PROBLEM REQUIREMENTS
Copy out each line of the material in which the word "into" appears.

* BEGIN EXCERPTED RECORDS *

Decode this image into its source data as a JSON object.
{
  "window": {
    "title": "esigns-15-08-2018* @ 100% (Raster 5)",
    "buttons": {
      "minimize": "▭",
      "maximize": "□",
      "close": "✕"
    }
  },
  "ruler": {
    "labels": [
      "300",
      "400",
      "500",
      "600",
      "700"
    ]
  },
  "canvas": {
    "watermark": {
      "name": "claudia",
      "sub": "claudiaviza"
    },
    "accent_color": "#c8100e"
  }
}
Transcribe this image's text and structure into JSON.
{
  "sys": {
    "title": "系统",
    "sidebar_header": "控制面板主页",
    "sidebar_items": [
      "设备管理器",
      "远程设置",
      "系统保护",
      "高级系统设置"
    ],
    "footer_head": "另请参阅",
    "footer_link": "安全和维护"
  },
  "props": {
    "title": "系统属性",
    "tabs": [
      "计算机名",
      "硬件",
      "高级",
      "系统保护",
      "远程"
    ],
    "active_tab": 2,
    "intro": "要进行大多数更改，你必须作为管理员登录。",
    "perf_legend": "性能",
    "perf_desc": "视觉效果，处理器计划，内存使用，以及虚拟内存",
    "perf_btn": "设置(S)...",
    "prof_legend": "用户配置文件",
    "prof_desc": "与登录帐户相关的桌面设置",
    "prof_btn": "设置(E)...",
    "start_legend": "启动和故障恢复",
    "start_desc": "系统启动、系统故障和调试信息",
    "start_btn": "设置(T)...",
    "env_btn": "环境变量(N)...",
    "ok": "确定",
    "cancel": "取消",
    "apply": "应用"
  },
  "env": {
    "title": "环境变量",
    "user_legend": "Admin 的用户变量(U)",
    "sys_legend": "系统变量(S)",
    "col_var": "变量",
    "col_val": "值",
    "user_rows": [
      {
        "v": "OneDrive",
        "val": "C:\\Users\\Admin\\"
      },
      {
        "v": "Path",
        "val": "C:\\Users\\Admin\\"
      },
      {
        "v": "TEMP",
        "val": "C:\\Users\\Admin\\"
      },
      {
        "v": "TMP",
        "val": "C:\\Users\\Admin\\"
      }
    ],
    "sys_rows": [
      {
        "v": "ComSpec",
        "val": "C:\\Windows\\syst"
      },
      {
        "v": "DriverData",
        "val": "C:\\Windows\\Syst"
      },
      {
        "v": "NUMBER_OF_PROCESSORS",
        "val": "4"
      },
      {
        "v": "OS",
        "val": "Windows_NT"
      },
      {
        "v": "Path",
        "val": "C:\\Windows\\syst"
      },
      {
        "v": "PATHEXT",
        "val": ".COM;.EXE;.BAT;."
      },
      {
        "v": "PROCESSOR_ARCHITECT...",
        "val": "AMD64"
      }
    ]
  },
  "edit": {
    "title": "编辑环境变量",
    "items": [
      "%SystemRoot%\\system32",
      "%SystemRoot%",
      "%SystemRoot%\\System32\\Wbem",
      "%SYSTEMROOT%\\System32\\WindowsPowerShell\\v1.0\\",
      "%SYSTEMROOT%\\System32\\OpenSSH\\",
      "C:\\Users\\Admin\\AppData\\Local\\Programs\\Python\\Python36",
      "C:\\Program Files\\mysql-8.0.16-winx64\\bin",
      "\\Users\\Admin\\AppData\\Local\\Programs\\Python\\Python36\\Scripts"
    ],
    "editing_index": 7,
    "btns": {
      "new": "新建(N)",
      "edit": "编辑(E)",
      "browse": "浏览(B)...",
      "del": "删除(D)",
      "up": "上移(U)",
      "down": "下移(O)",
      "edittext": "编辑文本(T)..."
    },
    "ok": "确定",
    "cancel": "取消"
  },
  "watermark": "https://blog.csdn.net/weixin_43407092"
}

* END EXCERPTED RECORDS *

PROBLEM SOLUTION
Decode this image into its source data as a JSON object.
Transcribe this image's text and structure into JSON.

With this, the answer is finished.